#### Short task:
Pull every line holding the string "heading" from the records below.

#### Material shown:
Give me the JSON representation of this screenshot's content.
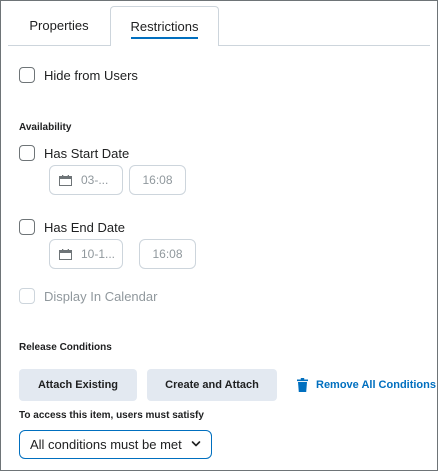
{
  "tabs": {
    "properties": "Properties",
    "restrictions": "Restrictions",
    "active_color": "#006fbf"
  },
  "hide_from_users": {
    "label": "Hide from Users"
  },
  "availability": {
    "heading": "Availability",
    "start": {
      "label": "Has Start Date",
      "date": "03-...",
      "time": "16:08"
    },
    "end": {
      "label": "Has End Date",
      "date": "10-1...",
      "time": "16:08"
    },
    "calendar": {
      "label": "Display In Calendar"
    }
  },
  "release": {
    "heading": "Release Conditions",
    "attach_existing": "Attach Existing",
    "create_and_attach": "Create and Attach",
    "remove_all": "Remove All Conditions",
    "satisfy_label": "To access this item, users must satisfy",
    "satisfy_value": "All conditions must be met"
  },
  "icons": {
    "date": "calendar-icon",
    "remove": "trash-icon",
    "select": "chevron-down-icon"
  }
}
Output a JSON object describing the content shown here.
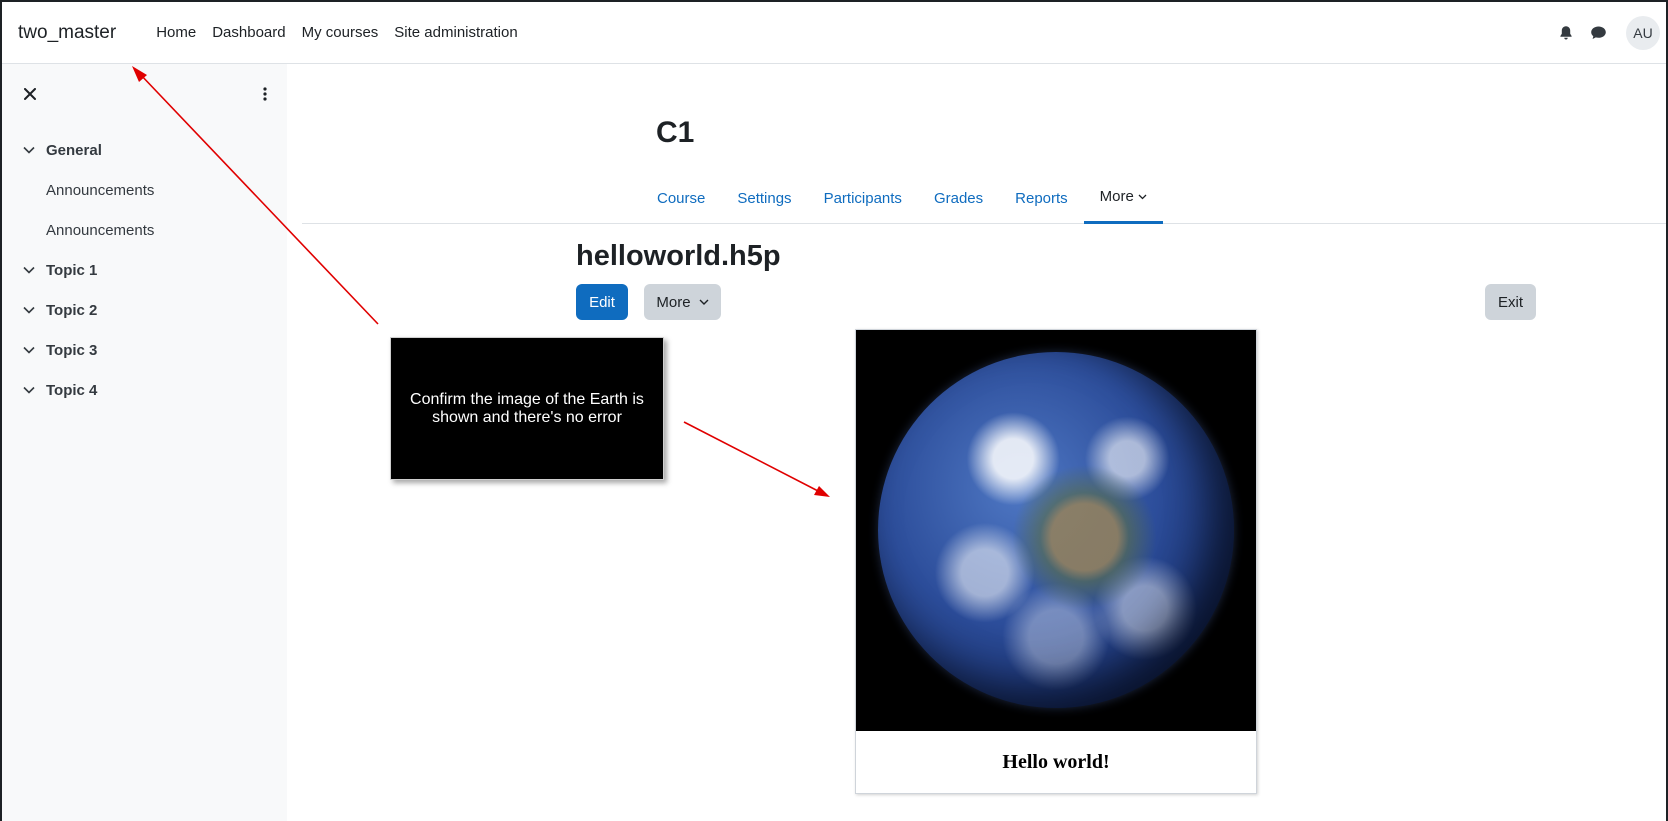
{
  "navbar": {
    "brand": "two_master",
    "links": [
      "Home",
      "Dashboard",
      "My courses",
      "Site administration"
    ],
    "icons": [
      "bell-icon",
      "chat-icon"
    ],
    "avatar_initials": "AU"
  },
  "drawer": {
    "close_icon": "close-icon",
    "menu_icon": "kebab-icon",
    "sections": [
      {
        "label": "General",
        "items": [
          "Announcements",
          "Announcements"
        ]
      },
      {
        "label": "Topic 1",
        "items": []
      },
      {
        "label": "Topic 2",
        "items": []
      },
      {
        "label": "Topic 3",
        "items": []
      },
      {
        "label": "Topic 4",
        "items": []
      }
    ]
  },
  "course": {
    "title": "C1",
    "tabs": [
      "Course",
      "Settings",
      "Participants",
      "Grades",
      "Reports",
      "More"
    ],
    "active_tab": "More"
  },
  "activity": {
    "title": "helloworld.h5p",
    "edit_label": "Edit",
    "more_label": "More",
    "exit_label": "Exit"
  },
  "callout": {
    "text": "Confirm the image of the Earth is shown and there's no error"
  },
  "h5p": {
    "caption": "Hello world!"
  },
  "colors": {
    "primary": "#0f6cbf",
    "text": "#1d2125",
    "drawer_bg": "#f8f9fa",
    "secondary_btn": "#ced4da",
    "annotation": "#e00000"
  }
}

#### Exercise output:
    "heading": "Availability",
    "heading": "Release Conditions",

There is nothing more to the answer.